■ **Given instruction**:
Copy each line holding the string "fahrenheit".

--- begin Information given ---

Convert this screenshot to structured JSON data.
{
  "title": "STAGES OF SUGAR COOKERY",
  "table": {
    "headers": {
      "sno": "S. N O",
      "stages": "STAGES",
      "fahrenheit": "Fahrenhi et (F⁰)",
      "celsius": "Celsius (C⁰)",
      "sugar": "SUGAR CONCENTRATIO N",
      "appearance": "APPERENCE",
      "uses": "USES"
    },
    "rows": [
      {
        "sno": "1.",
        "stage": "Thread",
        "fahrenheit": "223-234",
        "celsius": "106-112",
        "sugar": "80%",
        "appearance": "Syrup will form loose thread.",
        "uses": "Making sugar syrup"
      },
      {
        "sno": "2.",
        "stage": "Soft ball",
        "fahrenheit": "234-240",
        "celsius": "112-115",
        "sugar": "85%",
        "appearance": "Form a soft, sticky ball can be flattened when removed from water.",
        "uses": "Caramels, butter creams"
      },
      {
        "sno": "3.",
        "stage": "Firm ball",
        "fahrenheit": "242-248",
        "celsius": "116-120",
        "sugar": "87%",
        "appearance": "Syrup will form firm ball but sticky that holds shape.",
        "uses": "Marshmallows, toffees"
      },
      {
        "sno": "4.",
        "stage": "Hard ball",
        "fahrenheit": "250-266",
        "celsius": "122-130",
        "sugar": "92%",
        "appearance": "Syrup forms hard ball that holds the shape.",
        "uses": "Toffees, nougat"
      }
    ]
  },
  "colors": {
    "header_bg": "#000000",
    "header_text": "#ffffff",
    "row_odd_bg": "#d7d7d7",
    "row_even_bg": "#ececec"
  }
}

--- end Information given ---

■ **Solution to this problem**:
      "fahrenheit": "Fahrenhi et (F⁰)",
        "fahrenheit": "223-234",
        "fahrenheit": "234-240",
        "fahrenheit": "242-248",
        "fahrenheit": "250-266",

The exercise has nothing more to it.